— WHAT IS ASKED —
Produce an exact copy of all the data below, dropping every image.

(Stored data)
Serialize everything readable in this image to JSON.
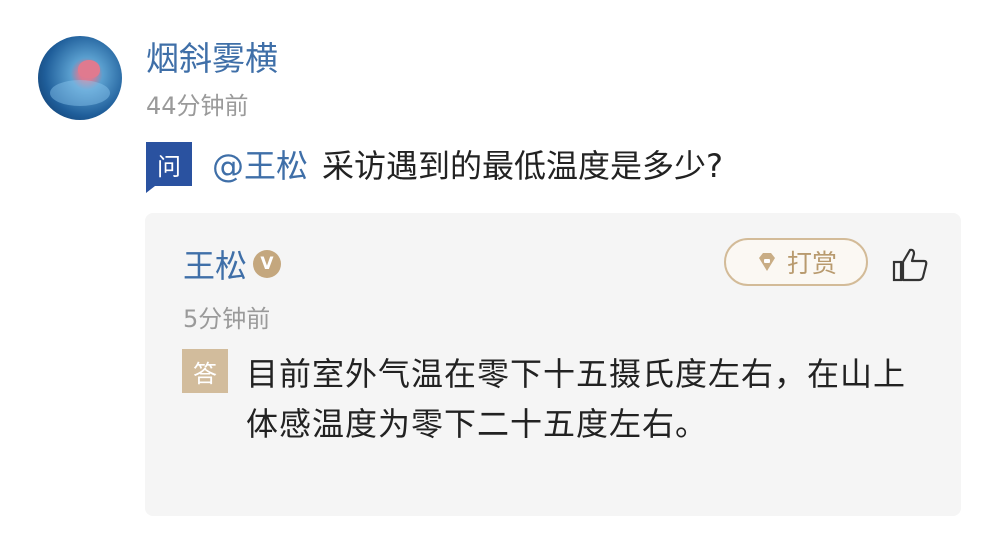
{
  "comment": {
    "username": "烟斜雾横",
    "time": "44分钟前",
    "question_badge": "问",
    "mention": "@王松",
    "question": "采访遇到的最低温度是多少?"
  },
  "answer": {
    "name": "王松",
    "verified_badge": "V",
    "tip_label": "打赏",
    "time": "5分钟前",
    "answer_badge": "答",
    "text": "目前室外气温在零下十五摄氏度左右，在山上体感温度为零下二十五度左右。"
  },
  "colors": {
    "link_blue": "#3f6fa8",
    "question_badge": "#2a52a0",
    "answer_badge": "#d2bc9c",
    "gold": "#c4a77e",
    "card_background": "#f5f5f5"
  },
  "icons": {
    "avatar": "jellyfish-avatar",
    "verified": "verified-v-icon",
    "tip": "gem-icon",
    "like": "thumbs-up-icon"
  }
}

— RESULT OF THE TASK —
Serialize everything readable in this image to JSON.
{
  "comment": {
    "username": "烟斜雾横",
    "time": "44分钟前",
    "question_badge": "问",
    "mention": "@王松",
    "question": "采访遇到的最低温度是多少?"
  },
  "answer": {
    "name": "王松",
    "verified_badge": "V",
    "tip_label": "打赏",
    "time": "5分钟前",
    "answer_badge": "答",
    "text": "目前室外气温在零下十五摄氏度左右，在山上体感温度为零下二十五度左右。"
  },
  "colors": {
    "link_blue": "#3f6fa8",
    "question_badge": "#2a52a0",
    "answer_badge": "#d2bc9c",
    "gold": "#c4a77e",
    "card_background": "#f5f5f5"
  },
  "icons": {
    "avatar": "jellyfish-avatar",
    "verified": "verified-v-icon",
    "tip": "gem-icon",
    "like": "thumbs-up-icon"
  }
}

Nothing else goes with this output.